> **TASK TO CARRY OUT**
Note each line where "asume" appears, and copy it.

> **RECORDS**
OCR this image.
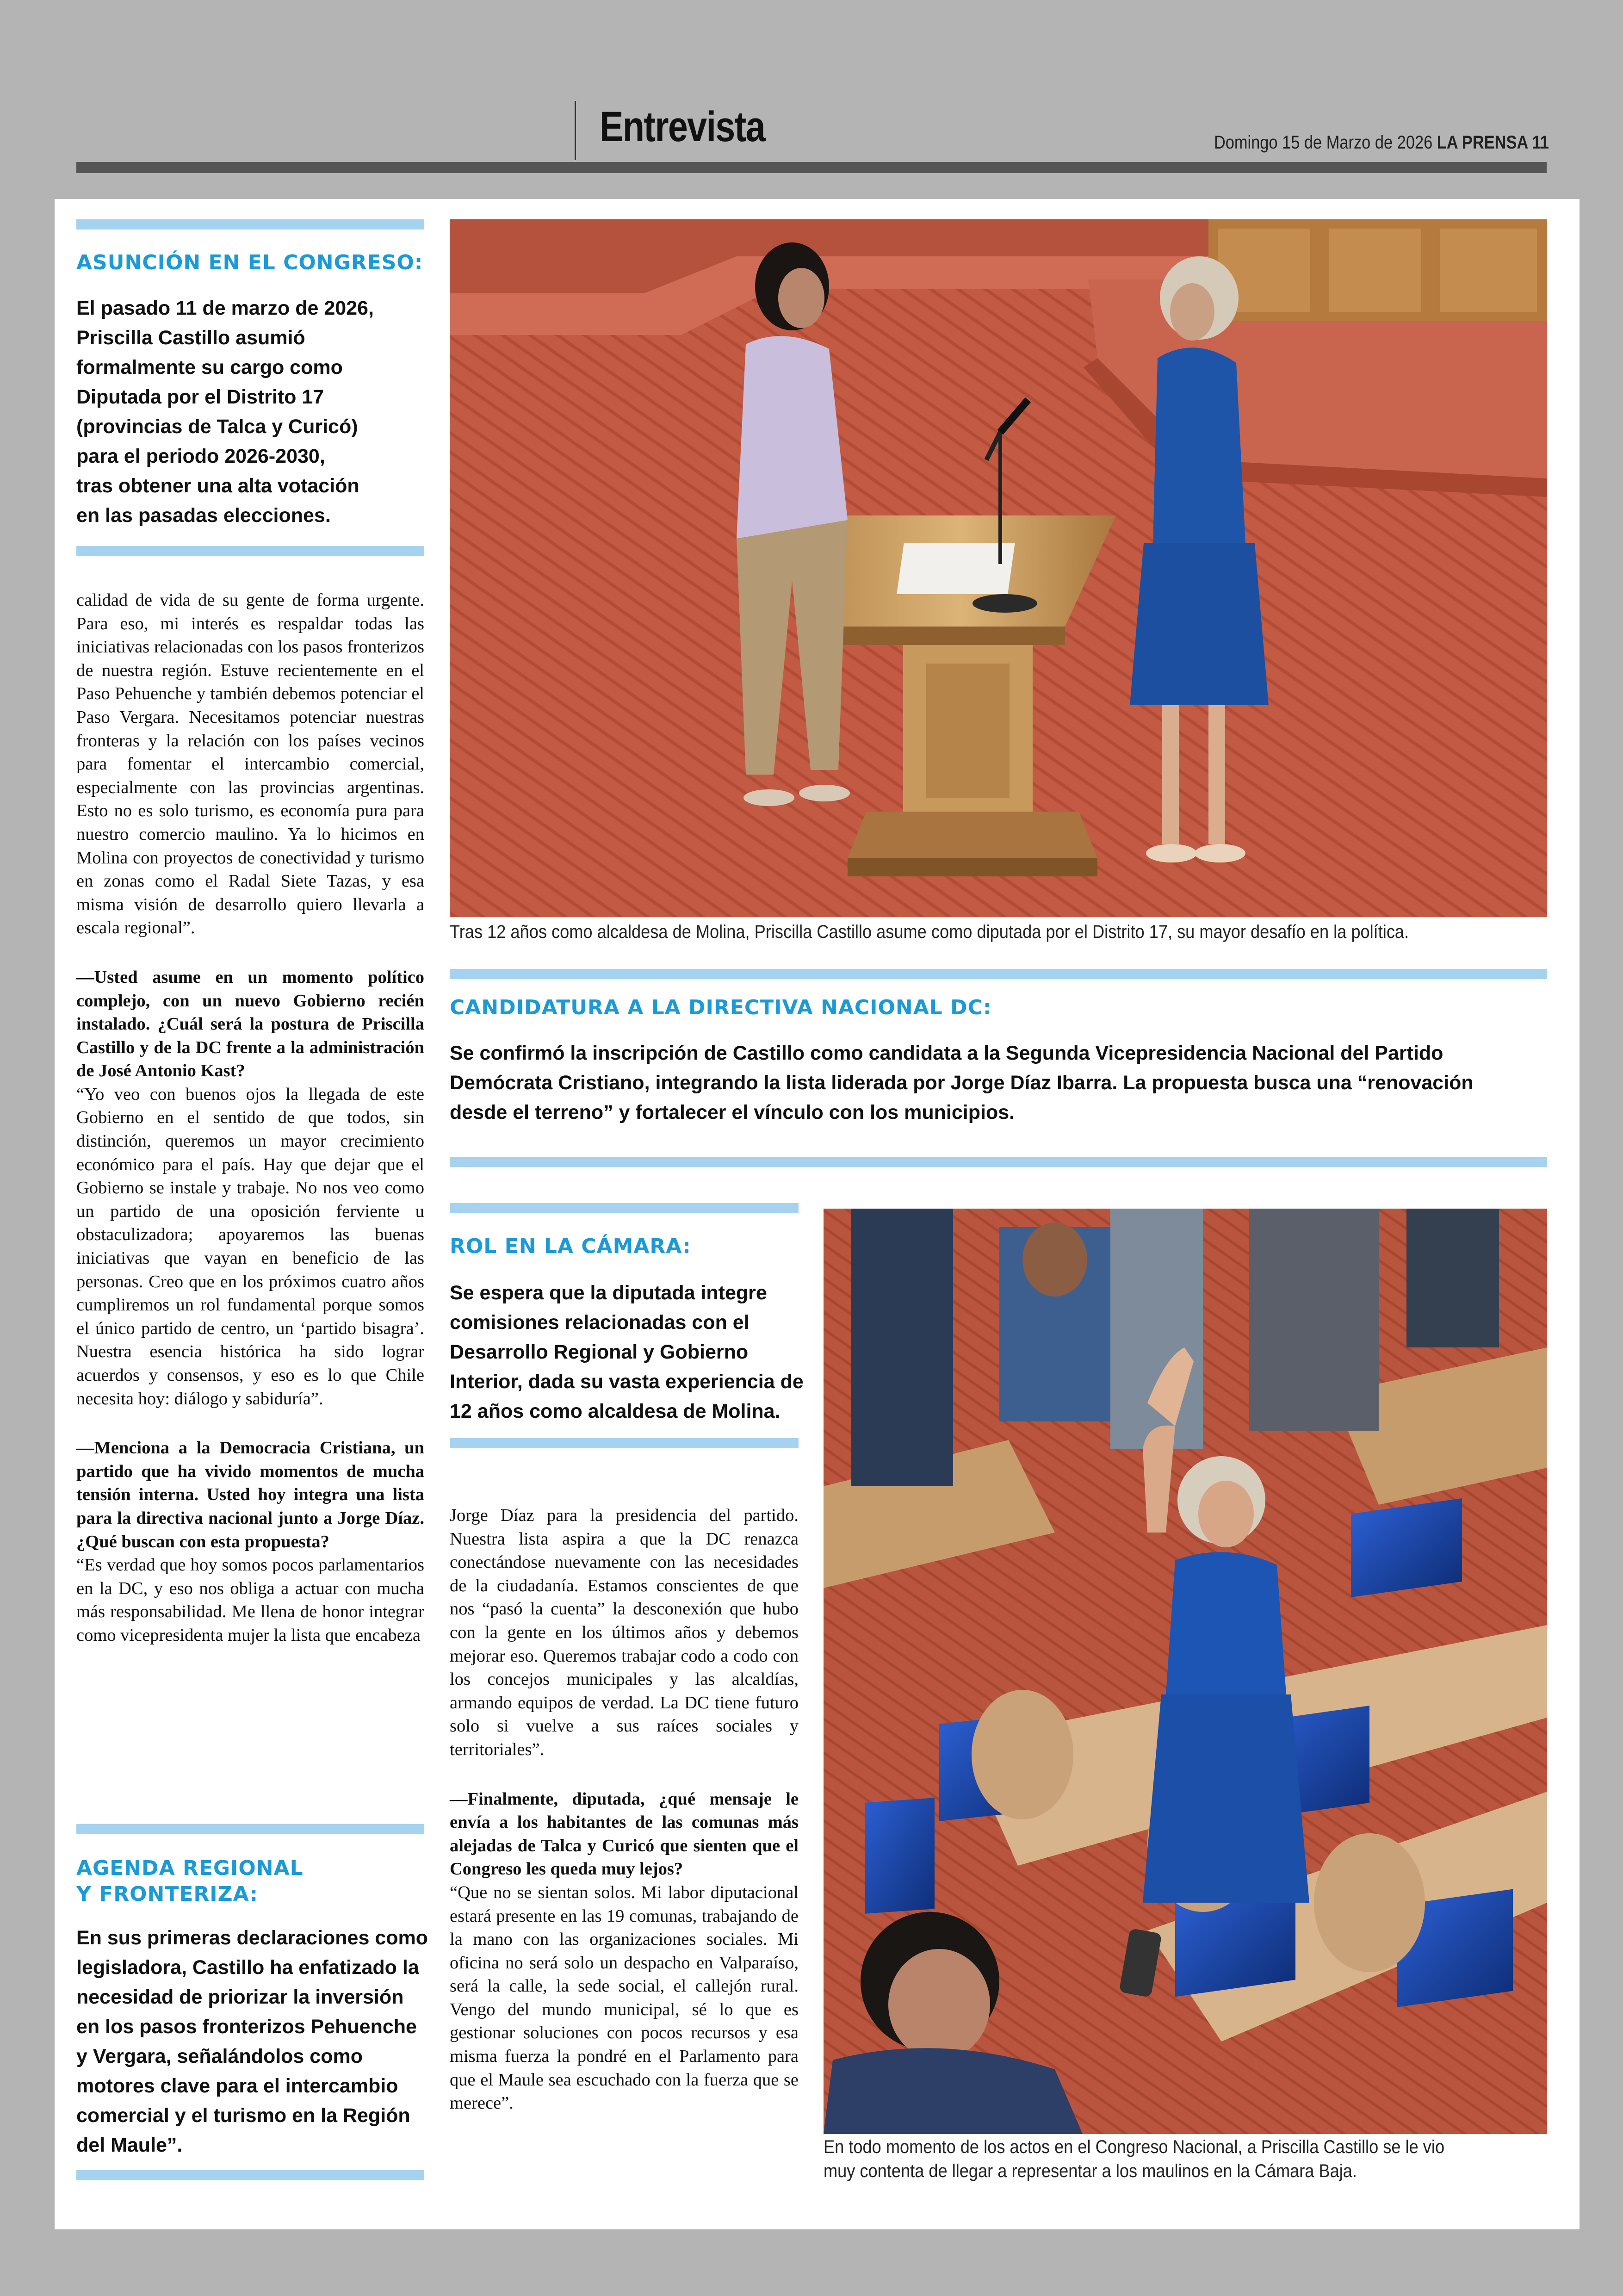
Entrevista	Domingo 15 de Marzo de 2026 LA PRENSA 11
ASUNCIÓN EN EL CONGRESO:
El pasado 11 de marzo de 2026,
Priscilla Castillo asumió
formalmente su cargo como
Diputada por el Distrito 17
(provincias de Talca y Curicó)
para el periodo 2026-2030,
tras obtener una alta votación
en las pasadas elecciones.

calidad de vida de su gente de forma urgente. Para eso, mi interés es respaldar todas las iniciativas relacionadas con los pasos fronterizos de nuestra región. Estuve recientemente en el Paso Pehuenche y también debemos potenciar el Paso Vergara. Necesitamos potenciar nuestras fronteras y la relación con los países vecinos para fomentar el intercambio comercial, especialmente con las provincias argentinas. Esto no es solo turismo, es economía pura para nuestro comercio maulino. Ya lo hicimos en Molina con proyectos de conectividad y turismo en zonas como el Radal Siete Tazas, y esa misma visión de desarrollo quiero llevarla a escala regional”.

—Usted asume en un momento político complejo, con un nuevo Gobierno recién instalado. ¿Cuál será la postura de Priscilla Castillo y de la DC frente a la administración de José Antonio Kast?

“Yo veo con buenos ojos la llegada de este Gobierno en el sentido de que todos, sin distinción, queremos un mayor crecimiento económico para el país. Hay que dejar que el Gobierno se instale y trabaje. No nos veo como un partido de una oposición ferviente u obstaculizadora; apoyaremos las buenas iniciativas que vayan en beneficio de las personas. Creo que en los próximos cuatro años cumpliremos un rol fundamental porque somos el único partido de centro, un ‘partido bisagra’. Nuestra esencia histórica ha sido lograr acuerdos y consensos, y eso es lo que Chile necesita hoy: diálogo y sabiduría”.

—Menciona a la Democracia Cristiana, un partido que ha vivido momentos de mucha tensión interna. Usted hoy integra una lista para la directiva nacional junto a Jorge Díaz. ¿Qué buscan con esta propuesta?

“Es verdad que hoy somos pocos parlamentarios en la DC, y eso nos obliga a actuar con mucha más responsabilidad. Me llena de honor integrar como vicepresidenta mujer la lista que encabeza

AGENDA REGIONAL
Y FRONTERIZA:
En sus primeras declaraciones como
legisladora, Castillo ha enfatizado la
necesidad de priorizar la inversión
en los pasos fronterizos Pehuenche
y Vergara, señalándolos como
motores clave para el intercambio
comercial y el turismo en la Región
del Maule”.
Tras 12 años como alcaldesa de Molina, Priscilla Castillo asume como diputada por el Distrito 17, su mayor desafío en la política.
CANDIDATURA A LA DIRECTIVA NACIONAL DC:
Se confirmó la inscripción de Castillo como candidata a la Segunda Vicepresidencia Nacional del Partido
Demócrata Cristiano, integrando la lista liderada por Jorge Díaz Ibarra. La propuesta busca una “renovación
desde el terreno” y fortalecer el vínculo con los municipios.
ROL EN LA CÁMARA:
Se espera que la diputada integre
comisiones relacionadas con el
Desarrollo Regional y Gobierno
Interior, dada su vasta experiencia de
12 años como alcaldesa de Molina.

Jorge Díaz para la presidencia del partido. Nuestra lista aspira a que la DC renazca conectándose nuevamente con las necesidades de la ciudadanía. Estamos conscientes de que nos “pasó la cuenta” la desconexión que hubo con la gente en los últimos años y debemos mejorar eso. Queremos trabajar codo a codo con los concejos municipales y las alcaldías, armando equipos de verdad. La DC tiene futuro solo si vuelve a sus raíces sociales y territoriales”.

—Finalmente, diputada, ¿qué mensaje le envía a los habitantes de las comunas más alejadas de Talca y Curicó que sienten que el Congreso les queda muy lejos?

“Que no se sientan solos. Mi labor diputacional estará presente en las 19 comunas, trabajando de la mano con las organizaciones sociales. Mi oficina no será solo un despacho en Valparaíso, será la calle, la sede social, el callejón rural. Vengo del mundo municipal, sé lo que es gestionar soluciones con pocos recursos y esa misma fuerza la pondré en el Parlamento para que el Maule sea escuchado con la fuerza que se merece”.

En todo momento de los actos en el Congreso Nacional, a Priscilla Castillo se le vio
muy contenta de llegar a representar a los maulinos en la Cámara Baja.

> **EXERCISE SOLUTION**
—Usted asume en un momento político complejo, con un nuevo Gobierno recién instalado. ¿Cuál será la postura de Priscilla Castillo y de la DC frente a la administración de José Antonio Kast?
Tras 12 años como alcaldesa de Molina, Priscilla Castillo asume como diputada por el Distrito 17, su mayor desafío en la política.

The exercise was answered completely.